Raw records
★ ★ ★ ★ ★ ★ ★
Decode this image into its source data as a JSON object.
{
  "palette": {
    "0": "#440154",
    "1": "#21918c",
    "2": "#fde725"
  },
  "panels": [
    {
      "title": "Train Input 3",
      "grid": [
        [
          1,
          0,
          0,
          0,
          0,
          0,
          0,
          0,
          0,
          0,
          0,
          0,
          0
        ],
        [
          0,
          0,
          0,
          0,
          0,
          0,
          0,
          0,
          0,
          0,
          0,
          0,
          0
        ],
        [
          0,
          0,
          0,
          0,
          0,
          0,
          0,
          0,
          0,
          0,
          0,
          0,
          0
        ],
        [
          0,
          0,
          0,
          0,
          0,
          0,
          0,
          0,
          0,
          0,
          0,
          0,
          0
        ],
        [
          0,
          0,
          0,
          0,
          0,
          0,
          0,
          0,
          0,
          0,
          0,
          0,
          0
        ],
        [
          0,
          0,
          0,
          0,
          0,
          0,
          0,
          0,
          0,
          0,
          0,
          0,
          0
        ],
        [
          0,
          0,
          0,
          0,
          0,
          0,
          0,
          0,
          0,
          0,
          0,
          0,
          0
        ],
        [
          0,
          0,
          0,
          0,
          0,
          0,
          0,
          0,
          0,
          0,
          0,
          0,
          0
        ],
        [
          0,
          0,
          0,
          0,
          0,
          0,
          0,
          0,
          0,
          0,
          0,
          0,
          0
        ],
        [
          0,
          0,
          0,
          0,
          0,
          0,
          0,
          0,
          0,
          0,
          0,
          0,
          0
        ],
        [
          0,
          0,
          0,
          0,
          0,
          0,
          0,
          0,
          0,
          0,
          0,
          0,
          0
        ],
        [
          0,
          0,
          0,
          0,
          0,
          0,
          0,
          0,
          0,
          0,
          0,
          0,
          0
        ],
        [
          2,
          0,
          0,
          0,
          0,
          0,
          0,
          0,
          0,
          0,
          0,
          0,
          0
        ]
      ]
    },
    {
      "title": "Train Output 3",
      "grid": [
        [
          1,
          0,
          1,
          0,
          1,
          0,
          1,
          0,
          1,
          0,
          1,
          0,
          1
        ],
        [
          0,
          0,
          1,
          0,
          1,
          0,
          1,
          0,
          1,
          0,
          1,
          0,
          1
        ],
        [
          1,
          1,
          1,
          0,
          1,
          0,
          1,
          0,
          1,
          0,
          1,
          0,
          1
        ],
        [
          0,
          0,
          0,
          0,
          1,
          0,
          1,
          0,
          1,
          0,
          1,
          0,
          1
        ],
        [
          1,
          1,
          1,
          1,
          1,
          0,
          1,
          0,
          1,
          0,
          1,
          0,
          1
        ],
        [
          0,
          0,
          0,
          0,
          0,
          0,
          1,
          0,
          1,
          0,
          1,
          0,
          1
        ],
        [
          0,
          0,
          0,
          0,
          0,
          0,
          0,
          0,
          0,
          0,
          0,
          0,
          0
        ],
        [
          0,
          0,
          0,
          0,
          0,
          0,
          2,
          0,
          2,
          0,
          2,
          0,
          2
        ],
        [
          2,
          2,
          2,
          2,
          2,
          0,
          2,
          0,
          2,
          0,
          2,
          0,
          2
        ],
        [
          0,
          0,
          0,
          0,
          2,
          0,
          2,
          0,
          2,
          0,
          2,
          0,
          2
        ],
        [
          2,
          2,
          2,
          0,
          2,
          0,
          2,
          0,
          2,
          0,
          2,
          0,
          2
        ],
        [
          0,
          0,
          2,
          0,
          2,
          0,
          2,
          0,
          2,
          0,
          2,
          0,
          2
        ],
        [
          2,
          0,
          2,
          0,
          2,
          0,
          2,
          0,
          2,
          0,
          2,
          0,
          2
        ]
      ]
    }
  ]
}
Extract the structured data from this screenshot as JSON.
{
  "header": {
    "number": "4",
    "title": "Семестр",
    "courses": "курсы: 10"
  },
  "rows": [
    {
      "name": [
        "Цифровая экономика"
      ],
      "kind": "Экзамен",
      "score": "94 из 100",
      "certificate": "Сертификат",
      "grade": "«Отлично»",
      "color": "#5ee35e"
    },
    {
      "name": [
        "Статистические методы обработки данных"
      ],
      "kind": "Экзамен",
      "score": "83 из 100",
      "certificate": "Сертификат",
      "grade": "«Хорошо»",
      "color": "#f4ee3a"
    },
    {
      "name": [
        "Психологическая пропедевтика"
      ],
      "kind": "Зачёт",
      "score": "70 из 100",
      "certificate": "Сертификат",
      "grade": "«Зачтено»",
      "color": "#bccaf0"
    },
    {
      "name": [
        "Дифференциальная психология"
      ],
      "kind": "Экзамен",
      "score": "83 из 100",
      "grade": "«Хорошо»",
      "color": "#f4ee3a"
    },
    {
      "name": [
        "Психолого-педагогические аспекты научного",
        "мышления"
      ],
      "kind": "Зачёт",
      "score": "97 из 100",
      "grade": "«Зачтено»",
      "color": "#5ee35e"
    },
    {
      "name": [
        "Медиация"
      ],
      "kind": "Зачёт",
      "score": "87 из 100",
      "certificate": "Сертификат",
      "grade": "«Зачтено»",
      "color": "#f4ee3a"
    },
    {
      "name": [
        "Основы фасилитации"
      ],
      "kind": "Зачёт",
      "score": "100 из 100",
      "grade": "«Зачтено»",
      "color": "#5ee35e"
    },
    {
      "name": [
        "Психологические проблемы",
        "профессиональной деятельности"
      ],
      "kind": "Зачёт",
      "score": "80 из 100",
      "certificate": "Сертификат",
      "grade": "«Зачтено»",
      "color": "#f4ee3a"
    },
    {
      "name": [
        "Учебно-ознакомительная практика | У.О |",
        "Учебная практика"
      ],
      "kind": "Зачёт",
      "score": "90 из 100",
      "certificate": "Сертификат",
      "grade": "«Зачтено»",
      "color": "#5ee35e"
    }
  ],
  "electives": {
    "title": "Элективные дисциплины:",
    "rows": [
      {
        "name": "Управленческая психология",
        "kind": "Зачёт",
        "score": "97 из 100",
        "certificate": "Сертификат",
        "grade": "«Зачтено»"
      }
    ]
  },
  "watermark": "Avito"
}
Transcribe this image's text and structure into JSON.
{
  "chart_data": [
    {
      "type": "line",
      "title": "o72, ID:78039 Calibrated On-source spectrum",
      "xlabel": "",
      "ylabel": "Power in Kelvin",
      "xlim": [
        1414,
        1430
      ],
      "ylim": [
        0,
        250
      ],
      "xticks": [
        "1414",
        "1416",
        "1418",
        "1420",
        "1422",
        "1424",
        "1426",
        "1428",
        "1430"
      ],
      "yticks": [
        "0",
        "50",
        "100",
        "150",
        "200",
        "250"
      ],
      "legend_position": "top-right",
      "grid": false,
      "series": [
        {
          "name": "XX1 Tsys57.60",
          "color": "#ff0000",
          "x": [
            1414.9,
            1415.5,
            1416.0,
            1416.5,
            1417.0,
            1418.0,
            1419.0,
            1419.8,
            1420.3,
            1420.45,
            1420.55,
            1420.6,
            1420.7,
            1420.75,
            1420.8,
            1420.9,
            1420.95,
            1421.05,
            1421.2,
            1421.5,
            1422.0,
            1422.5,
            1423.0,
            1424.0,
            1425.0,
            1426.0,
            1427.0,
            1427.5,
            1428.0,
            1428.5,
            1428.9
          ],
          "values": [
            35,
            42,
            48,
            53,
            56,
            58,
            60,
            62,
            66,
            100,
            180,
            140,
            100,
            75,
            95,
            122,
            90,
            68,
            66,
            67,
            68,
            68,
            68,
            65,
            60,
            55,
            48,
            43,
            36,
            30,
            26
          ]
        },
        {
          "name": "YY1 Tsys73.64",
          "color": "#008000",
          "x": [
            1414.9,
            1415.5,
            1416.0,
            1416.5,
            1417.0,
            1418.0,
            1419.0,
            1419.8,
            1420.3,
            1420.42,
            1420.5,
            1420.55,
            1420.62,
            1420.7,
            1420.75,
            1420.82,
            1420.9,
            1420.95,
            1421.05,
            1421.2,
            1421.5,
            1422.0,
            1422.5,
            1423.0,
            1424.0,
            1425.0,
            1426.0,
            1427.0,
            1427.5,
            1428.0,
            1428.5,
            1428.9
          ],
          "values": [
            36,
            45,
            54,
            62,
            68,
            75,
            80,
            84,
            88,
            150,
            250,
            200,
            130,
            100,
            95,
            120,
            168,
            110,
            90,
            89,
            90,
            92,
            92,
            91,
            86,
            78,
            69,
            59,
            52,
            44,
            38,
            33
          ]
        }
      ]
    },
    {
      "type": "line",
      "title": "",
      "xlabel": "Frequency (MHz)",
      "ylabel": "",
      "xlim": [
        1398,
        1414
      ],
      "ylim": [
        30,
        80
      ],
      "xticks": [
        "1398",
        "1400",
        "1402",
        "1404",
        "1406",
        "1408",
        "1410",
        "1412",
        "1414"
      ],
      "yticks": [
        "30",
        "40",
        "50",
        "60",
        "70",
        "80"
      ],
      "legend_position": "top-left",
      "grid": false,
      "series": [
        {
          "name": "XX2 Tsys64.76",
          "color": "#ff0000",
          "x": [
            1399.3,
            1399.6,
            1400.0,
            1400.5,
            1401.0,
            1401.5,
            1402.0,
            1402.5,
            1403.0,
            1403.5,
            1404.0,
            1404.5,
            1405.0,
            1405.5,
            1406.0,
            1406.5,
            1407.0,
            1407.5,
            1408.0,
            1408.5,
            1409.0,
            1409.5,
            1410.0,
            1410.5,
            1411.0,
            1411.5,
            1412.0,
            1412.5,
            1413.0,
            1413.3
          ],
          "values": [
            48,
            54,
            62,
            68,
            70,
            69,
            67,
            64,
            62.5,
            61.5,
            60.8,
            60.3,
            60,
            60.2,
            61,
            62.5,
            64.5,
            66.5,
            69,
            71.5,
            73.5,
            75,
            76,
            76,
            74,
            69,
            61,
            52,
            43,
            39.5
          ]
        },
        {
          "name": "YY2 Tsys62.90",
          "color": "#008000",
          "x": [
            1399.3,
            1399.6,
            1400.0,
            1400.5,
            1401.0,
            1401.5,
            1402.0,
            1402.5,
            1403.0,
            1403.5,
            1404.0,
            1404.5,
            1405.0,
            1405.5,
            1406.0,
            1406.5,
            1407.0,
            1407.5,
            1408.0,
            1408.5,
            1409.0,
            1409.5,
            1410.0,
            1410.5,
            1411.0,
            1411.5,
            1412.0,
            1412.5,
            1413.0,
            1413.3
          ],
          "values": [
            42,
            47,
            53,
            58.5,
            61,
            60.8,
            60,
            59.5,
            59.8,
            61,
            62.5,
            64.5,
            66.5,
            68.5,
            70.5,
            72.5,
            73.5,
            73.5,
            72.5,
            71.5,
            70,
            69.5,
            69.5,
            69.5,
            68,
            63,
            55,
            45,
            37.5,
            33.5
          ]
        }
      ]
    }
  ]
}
★ ★ ★ ★ ★ ★ ★
Read the entries and select each line where the word "source" is found.

Decode this image into its source data as a JSON object.
      "title": "o72, ID:78039 Calibrated On-source spectrum",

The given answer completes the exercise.